SHORT TASK » What is needed here is an exact copy of every entry.

======

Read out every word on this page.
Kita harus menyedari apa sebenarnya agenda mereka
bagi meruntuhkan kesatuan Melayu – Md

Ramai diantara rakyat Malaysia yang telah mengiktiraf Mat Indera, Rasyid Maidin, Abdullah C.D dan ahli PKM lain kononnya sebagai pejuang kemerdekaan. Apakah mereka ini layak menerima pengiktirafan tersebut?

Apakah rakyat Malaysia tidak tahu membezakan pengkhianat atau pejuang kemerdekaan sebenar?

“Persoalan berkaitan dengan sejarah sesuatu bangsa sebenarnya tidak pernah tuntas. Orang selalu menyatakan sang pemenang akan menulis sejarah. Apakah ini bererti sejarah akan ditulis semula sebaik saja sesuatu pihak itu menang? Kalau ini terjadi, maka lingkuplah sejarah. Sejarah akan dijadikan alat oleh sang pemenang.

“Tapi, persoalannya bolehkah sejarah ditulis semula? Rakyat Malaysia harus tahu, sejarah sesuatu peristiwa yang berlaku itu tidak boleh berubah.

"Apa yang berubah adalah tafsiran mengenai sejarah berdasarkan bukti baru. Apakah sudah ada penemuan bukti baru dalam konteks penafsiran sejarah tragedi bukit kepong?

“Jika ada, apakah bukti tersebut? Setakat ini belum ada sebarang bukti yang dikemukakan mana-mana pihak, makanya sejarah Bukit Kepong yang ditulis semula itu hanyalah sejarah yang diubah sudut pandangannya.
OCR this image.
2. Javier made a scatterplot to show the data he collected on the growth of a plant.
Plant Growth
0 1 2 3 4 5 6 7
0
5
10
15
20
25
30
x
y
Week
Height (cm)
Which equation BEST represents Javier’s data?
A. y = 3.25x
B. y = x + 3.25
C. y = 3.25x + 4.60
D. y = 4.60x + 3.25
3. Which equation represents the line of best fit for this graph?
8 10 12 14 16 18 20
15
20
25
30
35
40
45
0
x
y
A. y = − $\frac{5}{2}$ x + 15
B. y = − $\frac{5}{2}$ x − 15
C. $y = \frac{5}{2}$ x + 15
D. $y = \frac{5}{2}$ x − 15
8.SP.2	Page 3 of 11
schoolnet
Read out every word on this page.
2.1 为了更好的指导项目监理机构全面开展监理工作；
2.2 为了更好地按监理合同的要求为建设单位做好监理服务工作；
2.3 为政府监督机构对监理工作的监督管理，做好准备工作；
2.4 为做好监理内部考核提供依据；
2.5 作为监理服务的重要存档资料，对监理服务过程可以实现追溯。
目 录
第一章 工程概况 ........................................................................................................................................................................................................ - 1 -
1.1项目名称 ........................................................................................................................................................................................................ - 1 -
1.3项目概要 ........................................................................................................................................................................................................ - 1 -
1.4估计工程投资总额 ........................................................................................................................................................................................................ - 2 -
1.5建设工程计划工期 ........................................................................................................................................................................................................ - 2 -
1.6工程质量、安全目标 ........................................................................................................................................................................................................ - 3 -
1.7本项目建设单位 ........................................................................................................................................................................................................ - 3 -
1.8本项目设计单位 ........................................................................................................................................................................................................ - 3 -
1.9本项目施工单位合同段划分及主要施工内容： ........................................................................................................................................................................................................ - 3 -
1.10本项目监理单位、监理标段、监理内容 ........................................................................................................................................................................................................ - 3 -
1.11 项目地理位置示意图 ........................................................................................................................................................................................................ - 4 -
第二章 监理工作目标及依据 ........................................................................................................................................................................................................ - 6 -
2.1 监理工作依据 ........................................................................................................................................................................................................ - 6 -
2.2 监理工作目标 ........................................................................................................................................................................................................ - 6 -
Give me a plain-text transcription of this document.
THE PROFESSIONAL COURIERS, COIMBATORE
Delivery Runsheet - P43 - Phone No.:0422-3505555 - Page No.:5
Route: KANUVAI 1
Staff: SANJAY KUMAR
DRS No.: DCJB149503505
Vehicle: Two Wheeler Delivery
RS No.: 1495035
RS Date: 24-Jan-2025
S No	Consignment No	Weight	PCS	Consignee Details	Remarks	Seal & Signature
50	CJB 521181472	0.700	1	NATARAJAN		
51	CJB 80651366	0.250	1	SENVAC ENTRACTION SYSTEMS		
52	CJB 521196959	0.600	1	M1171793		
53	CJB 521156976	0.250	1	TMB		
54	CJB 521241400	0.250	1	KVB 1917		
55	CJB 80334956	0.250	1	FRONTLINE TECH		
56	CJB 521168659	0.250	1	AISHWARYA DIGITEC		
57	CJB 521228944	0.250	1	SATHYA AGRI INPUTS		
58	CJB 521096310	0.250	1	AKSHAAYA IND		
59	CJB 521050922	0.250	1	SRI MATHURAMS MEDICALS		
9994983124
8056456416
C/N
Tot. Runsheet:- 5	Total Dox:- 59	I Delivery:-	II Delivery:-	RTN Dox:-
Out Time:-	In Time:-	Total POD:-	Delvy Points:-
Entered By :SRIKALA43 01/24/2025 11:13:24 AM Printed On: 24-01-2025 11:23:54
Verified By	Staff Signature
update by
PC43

======

RESPONSE TO THIS EXERCISE »
Read out every word on this page.
Kita harus menyedari apa sebenarnya agenda mereka
bagi meruntuhkan kesatuan Melayu – Md

Ramai diantara rakyat Malaysia yang telah mengiktiraf Mat Indera, Rasyid Maidin, Abdullah C.D dan ahli PKM lain kononnya sebagai pejuang kemerdekaan. Apakah mereka ini layak menerima pengiktirafan tersebut?

Apakah rakyat Malaysia tidak tahu membezakan pengkhianat atau pejuang kemerdekaan sebenar?

“Persoalan berkaitan dengan sejarah sesuatu bangsa sebenarnya tidak pernah tuntas. Orang selalu menyatakan sang pemenang akan menulis sejarah. Apakah ini bererti sejarah akan ditulis semula sebaik saja sesuatu pihak itu menang? Kalau ini terjadi, maka lingkuplah sejarah. Sejarah akan dijadikan alat oleh sang pemenang.

“Tapi, persoalannya bolehkah sejarah ditulis semula? Rakyat Malaysia harus tahu, sejarah sesuatu peristiwa yang berlaku itu tidak boleh berubah.

"Apa yang berubah adalah tafsiran mengenai sejarah berdasarkan bukti baru. Apakah sudah ada penemuan bukti baru dalam konteks penafsiran sejarah tragedi bukit kepong?

“Jika ada, apakah bukti tersebut? Setakat ini belum ada sebarang bukti yang dikemukakan mana-mana pihak, makanya sejarah Bukit Kepong yang ditulis semula itu hanyalah sejarah yang diubah sudut pandangannya.
OCR this image.
2. Javier made a scatterplot to show the data he collected on the growth of a plant.
Plant Growth
0 1 2 3 4 5 6 7
0
5
10
15
20
25
30
x
y
Week
Height (cm)
Which equation BEST represents Javier’s data?
A. y = 3.25x
B. y = x + 3.25
C. y = 3.25x + 4.60
D. y = 4.60x + 3.25
3. Which equation represents the line of best fit for this graph?
8 10 12 14 16 18 20
15
20
25
30
35
40
45
0
x
y
A. y = − $\frac{5}{2}$ x + 15
B. y = − $\frac{5}{2}$ x − 15
C. $y = \frac{5}{2}$ x + 15
D. $y = \frac{5}{2}$ x − 15
8.SP.2	Page 3 of 11
schoolnet
Read out every word on this page.
2.1 为了更好的指导项目监理机构全面开展监理工作；
2.2 为了更好地按监理合同的要求为建设单位做好监理服务工作；
2.3 为政府监督机构对监理工作的监督管理，做好准备工作；
2.4 为做好监理内部考核提供依据；
2.5 作为监理服务的重要存档资料，对监理服务过程可以实现追溯。
目 录
第一章 工程概况 ........................................................................................................................................................................................................ - 1 -
1.1项目名称 ........................................................................................................................................................................................................ - 1 -
1.3项目概要 ........................................................................................................................................................................................................ - 1 -
1.4估计工程投资总额 ........................................................................................................................................................................................................ - 2 -
1.5建设工程计划工期 ........................................................................................................................................................................................................ - 2 -
1.6工程质量、安全目标 ........................................................................................................................................................................................................ - 3 -
1.7本项目建设单位 ........................................................................................................................................................................................................ - 3 -
1.8本项目设计单位 ........................................................................................................................................................................................................ - 3 -
1.9本项目施工单位合同段划分及主要施工内容： ........................................................................................................................................................................................................ - 3 -
1.10本项目监理单位、监理标段、监理内容 ........................................................................................................................................................................................................ - 3 -
1.11 项目地理位置示意图 ........................................................................................................................................................................................................ - 4 -
第二章 监理工作目标及依据 ........................................................................................................................................................................................................ - 6 -
2.1 监理工作依据 ........................................................................................................................................................................................................ - 6 -
2.2 监理工作目标 ........................................................................................................................................................................................................ - 6 -
Give me a plain-text transcription of this document.
THE PROFESSIONAL COURIERS, COIMBATORE
Delivery Runsheet - P43 - Phone No.:0422-3505555 - Page No.:5
Route: KANUVAI 1
Staff: SANJAY KUMAR
DRS No.: DCJB149503505
Vehicle: Two Wheeler Delivery
RS No.: 1495035
RS Date: 24-Jan-2025
S No	Consignment No	Weight	PCS	Consignee Details	Remarks	Seal & Signature
50	CJB 521181472	0.700	1	NATARAJAN		
51	CJB 80651366	0.250	1	SENVAC ENTRACTION SYSTEMS		
52	CJB 521196959	0.600	1	M1171793		
53	CJB 521156976	0.250	1	TMB		
54	CJB 521241400	0.250	1	KVB 1917		
55	CJB 80334956	0.250	1	FRONTLINE TECH		
56	CJB 521168659	0.250	1	AISHWARYA DIGITEC		
57	CJB 521228944	0.250	1	SATHYA AGRI INPUTS		
58	CJB 521096310	0.250	1	AKSHAAYA IND		
59	CJB 521050922	0.250	1	SRI MATHURAMS MEDICALS		
9994983124
8056456416
C/N
Tot. Runsheet:- 5	Total Dox:- 59	I Delivery:-	II Delivery:-	RTN Dox:-
Out Time:-	In Time:-	Total POD:-	Delvy Points:-
Entered By :SRIKALA43 01/24/2025 11:13:24 AM Printed On: 24-01-2025 11:23:54
Verified By	Staff Signature
update by
PC43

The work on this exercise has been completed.